* Start *

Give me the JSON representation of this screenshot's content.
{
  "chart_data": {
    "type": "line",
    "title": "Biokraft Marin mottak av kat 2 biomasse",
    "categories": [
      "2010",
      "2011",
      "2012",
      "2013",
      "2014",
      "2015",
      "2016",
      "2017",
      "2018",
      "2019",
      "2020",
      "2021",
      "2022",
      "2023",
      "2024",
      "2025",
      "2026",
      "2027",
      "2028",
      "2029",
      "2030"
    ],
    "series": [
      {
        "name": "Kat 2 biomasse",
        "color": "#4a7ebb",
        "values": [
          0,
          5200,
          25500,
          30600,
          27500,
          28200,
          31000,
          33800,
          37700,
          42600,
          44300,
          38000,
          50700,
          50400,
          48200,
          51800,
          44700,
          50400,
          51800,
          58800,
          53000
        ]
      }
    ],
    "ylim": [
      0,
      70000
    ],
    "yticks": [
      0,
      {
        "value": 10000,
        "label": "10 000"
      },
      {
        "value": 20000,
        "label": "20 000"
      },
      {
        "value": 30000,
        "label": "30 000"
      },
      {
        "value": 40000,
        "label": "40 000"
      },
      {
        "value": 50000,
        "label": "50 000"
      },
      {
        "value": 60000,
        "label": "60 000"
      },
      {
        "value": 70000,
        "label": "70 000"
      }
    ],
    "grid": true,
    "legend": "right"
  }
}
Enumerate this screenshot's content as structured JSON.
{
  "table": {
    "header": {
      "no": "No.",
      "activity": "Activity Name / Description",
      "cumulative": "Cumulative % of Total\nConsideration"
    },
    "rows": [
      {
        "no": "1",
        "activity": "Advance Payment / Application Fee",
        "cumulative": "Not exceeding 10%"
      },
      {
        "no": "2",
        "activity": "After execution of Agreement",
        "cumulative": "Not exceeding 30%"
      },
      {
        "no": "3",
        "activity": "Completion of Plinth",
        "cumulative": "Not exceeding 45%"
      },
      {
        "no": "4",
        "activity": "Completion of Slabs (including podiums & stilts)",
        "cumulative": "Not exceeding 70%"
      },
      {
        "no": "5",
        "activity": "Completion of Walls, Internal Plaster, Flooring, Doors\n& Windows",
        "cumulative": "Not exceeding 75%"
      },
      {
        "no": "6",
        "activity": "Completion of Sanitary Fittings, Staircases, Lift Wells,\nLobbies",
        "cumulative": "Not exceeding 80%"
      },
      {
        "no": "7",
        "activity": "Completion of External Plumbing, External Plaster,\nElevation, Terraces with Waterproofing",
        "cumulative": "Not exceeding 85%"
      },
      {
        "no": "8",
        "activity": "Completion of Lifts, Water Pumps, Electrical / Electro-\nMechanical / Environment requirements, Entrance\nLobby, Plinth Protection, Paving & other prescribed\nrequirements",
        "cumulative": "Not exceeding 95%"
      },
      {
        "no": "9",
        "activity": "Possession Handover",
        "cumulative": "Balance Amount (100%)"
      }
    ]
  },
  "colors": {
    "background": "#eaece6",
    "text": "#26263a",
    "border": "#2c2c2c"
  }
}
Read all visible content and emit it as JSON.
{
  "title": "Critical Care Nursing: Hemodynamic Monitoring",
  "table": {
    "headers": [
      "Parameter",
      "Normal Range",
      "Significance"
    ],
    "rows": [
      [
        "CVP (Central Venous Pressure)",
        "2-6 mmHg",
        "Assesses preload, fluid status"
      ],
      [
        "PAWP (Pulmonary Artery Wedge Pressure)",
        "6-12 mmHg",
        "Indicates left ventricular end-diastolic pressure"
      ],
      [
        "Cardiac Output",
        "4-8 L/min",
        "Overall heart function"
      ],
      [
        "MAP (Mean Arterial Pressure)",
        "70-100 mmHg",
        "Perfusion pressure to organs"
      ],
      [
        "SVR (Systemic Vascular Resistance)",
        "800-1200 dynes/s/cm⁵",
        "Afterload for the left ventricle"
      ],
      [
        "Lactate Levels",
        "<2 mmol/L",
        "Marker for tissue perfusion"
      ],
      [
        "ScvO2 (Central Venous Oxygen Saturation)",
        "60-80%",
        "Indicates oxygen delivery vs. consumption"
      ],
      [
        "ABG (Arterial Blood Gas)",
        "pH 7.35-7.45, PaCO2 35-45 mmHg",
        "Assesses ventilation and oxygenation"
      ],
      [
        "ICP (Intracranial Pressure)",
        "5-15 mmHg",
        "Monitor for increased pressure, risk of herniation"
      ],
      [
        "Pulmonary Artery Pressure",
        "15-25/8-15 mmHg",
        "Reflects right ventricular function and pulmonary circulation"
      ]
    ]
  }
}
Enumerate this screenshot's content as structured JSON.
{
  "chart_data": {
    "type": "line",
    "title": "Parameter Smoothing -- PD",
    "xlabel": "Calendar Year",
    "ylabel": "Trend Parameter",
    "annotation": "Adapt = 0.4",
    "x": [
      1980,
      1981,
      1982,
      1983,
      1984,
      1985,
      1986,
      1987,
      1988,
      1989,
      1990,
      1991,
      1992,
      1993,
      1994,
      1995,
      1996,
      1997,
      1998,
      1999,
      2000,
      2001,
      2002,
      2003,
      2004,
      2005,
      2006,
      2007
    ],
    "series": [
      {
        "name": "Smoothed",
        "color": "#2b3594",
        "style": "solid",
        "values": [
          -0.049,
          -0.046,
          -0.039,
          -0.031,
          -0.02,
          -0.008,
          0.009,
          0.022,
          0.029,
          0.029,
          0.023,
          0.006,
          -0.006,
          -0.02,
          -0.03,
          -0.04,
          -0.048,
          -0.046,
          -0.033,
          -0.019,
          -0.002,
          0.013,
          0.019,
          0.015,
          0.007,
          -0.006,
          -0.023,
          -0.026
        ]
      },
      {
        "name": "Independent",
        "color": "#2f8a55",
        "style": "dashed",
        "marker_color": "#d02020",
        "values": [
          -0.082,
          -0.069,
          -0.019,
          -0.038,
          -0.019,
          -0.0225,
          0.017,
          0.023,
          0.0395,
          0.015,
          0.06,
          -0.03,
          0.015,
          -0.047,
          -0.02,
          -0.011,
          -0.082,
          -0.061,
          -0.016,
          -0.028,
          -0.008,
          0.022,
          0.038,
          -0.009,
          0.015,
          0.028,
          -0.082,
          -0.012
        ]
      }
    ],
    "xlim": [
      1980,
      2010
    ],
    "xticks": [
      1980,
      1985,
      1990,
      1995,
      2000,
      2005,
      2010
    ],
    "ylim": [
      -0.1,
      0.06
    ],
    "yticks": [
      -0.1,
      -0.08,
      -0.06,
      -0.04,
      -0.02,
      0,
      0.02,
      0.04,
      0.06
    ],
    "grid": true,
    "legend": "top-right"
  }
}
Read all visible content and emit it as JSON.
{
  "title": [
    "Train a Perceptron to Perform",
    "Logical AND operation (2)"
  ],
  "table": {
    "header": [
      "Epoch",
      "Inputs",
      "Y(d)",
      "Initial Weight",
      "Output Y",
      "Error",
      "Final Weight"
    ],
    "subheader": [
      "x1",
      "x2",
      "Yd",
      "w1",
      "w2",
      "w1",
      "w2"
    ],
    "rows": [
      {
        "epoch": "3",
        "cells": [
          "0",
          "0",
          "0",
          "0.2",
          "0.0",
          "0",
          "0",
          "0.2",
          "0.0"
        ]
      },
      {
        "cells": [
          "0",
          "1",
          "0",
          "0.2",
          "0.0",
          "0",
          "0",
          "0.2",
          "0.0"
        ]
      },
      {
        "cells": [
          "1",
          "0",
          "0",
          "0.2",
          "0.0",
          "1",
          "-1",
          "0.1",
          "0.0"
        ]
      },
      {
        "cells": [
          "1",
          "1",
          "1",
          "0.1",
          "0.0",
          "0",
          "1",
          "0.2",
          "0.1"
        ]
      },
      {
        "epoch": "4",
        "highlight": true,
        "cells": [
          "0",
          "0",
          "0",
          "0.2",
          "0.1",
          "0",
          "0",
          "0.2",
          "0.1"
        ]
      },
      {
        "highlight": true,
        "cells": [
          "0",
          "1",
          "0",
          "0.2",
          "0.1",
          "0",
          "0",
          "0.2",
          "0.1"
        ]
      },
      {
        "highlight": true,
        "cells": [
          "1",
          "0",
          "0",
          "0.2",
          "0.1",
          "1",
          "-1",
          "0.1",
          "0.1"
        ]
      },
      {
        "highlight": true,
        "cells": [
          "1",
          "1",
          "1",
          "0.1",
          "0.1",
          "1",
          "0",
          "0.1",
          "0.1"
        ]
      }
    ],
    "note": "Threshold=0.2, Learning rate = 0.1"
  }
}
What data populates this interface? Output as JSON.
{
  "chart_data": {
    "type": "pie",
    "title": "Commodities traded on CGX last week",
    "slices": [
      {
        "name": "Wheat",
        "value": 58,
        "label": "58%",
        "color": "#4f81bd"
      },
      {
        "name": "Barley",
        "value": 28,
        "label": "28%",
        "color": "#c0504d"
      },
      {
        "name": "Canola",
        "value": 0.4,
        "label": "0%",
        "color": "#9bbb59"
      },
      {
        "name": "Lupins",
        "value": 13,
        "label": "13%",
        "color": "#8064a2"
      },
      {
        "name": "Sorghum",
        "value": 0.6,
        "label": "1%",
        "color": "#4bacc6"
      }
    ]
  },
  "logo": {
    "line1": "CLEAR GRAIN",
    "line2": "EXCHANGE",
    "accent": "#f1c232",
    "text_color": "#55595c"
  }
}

* End *

# Task details
Reproduce only the lines running from the one that contains "What data populates" to the last line of the records.

# Solution to this problem
What data populates this interface? Output as JSON.
{
  "chart_data": {
    "type": "pie",
    "title": "Commodities traded on CGX last week",
    "slices": [
      {
        "name": "Wheat",
        "value": 58,
        "label": "58%",
        "color": "#4f81bd"
      },
      {
        "name": "Barley",
        "value": 28,
        "label": "28%",
        "color": "#c0504d"
      },
      {
        "name": "Canola",
        "value": 0.4,
        "label": "0%",
        "color": "#9bbb59"
      },
      {
        "name": "Lupins",
        "value": 13,
        "label": "13%",
        "color": "#8064a2"
      },
      {
        "name": "Sorghum",
        "value": 0.6,
        "label": "1%",
        "color": "#4bacc6"
      }
    ]
  },
  "logo": {
    "line1": "CLEAR GRAIN",
    "line2": "EXCHANGE",
    "accent": "#f1c232",
    "text_color": "#55595c"
  }
}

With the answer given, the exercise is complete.